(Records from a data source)
-- start --
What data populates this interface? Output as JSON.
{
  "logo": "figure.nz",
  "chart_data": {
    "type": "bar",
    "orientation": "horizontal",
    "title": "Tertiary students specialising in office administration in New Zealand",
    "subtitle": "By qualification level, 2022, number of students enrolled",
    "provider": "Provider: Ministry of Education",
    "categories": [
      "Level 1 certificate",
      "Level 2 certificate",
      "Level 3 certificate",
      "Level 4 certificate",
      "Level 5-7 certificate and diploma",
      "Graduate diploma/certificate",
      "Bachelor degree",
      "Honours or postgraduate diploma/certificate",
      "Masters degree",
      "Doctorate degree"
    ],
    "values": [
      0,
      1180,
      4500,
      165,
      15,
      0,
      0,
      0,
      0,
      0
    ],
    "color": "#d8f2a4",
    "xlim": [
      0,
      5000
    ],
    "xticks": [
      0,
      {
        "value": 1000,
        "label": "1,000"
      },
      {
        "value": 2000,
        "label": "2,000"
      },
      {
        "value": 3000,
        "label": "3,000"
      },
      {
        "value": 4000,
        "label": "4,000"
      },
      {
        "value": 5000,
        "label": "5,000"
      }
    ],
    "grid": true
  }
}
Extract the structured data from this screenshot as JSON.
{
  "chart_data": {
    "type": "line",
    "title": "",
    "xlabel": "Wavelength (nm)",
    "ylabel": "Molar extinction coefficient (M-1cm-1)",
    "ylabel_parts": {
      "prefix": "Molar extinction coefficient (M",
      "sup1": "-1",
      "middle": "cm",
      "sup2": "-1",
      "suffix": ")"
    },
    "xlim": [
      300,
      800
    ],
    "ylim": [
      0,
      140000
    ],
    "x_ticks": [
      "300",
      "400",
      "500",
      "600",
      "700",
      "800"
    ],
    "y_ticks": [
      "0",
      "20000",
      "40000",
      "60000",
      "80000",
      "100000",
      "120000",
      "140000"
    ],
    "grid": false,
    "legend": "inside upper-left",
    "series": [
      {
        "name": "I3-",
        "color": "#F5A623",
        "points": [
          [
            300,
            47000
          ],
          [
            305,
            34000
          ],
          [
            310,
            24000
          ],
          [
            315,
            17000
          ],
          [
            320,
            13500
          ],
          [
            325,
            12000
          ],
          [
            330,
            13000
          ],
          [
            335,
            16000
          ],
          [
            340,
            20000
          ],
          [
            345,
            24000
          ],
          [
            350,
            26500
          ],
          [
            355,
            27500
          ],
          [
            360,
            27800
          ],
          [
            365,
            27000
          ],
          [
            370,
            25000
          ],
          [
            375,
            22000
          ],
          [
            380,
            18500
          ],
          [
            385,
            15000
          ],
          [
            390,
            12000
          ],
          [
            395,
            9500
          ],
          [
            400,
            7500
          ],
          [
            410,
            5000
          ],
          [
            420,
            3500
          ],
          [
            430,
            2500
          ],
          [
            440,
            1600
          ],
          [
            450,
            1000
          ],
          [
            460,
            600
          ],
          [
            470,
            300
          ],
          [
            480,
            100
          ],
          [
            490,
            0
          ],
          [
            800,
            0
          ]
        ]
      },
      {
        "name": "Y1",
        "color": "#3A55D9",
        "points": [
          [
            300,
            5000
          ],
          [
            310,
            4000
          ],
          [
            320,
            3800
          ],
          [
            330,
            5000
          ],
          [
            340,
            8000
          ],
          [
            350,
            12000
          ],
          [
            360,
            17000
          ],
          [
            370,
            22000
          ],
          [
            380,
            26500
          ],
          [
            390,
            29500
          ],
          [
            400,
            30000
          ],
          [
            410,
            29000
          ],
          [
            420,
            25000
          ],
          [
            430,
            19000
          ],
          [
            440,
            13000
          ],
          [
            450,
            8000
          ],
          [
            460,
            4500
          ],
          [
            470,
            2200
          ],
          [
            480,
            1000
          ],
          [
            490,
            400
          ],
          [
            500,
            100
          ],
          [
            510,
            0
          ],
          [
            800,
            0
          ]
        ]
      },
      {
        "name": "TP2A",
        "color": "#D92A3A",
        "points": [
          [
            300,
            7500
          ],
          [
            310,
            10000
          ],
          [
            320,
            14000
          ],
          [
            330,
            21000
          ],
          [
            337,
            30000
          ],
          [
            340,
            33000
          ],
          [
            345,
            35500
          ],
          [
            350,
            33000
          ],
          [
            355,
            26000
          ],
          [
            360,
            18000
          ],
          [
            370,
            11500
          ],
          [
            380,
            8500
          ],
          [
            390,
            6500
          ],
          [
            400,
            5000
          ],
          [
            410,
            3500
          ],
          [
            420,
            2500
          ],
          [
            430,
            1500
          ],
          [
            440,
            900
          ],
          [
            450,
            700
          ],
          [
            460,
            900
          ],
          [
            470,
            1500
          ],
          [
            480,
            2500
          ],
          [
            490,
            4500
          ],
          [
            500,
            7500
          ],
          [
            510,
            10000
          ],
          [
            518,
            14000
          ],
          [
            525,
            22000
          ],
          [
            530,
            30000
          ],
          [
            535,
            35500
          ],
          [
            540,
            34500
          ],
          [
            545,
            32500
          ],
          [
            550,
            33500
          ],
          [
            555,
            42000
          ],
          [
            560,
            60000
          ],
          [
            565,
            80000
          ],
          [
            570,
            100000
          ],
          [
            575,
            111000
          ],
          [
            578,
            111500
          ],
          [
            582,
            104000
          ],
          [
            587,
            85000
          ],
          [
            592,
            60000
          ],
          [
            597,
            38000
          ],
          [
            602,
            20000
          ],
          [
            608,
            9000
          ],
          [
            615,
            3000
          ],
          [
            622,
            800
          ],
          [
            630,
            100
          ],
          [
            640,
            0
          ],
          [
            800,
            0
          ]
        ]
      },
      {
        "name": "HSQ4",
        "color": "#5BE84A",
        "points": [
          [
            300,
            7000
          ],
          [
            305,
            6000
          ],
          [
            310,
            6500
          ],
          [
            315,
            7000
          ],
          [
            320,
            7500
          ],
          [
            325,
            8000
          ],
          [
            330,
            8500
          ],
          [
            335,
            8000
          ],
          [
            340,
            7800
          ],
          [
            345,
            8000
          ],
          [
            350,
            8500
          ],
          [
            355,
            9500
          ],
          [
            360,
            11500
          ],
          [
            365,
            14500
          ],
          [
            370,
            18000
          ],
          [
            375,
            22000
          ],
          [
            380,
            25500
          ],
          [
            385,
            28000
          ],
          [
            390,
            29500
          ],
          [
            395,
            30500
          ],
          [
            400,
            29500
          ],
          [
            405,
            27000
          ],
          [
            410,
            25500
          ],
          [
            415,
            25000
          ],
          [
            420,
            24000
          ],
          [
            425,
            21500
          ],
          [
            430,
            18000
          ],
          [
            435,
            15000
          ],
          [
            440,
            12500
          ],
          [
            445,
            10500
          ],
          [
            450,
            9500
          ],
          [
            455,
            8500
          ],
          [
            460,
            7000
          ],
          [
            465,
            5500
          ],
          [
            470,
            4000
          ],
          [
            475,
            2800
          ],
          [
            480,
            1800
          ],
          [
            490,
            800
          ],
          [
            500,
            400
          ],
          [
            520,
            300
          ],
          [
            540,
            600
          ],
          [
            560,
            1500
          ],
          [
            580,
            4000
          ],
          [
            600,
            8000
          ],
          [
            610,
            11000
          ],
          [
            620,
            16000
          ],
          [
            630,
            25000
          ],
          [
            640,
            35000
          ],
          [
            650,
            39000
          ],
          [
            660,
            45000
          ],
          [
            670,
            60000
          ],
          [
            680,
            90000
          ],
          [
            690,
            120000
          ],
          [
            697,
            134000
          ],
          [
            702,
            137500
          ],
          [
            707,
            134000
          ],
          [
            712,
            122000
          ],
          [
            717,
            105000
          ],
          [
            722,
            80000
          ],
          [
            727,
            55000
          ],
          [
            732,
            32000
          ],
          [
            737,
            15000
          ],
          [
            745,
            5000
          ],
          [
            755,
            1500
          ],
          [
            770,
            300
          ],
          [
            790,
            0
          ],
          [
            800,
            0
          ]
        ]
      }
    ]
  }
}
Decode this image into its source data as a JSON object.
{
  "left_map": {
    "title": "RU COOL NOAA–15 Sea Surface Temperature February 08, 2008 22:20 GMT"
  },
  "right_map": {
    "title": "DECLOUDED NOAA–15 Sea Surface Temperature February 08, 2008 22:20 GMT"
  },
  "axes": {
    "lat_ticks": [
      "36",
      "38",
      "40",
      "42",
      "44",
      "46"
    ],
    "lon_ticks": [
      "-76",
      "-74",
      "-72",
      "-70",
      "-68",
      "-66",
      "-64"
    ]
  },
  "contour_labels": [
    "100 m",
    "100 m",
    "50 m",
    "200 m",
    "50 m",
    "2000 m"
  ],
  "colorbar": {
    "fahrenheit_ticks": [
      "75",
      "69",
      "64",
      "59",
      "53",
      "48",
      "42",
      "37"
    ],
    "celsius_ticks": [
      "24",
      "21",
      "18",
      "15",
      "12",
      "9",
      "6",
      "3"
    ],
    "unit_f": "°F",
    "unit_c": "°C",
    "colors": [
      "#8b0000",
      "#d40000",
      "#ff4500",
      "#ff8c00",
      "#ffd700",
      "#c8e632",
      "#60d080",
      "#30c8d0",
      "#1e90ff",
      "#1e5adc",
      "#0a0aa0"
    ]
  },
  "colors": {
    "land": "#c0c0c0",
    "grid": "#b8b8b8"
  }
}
-- end --
▸ Short task: Each line in the listing above that contains "diploma" should be copied.

▸ Exercise output:
      "Level 5-7 certificate and diploma",
      "Graduate diploma/certificate",
      "Honours or postgraduate diploma/certificate",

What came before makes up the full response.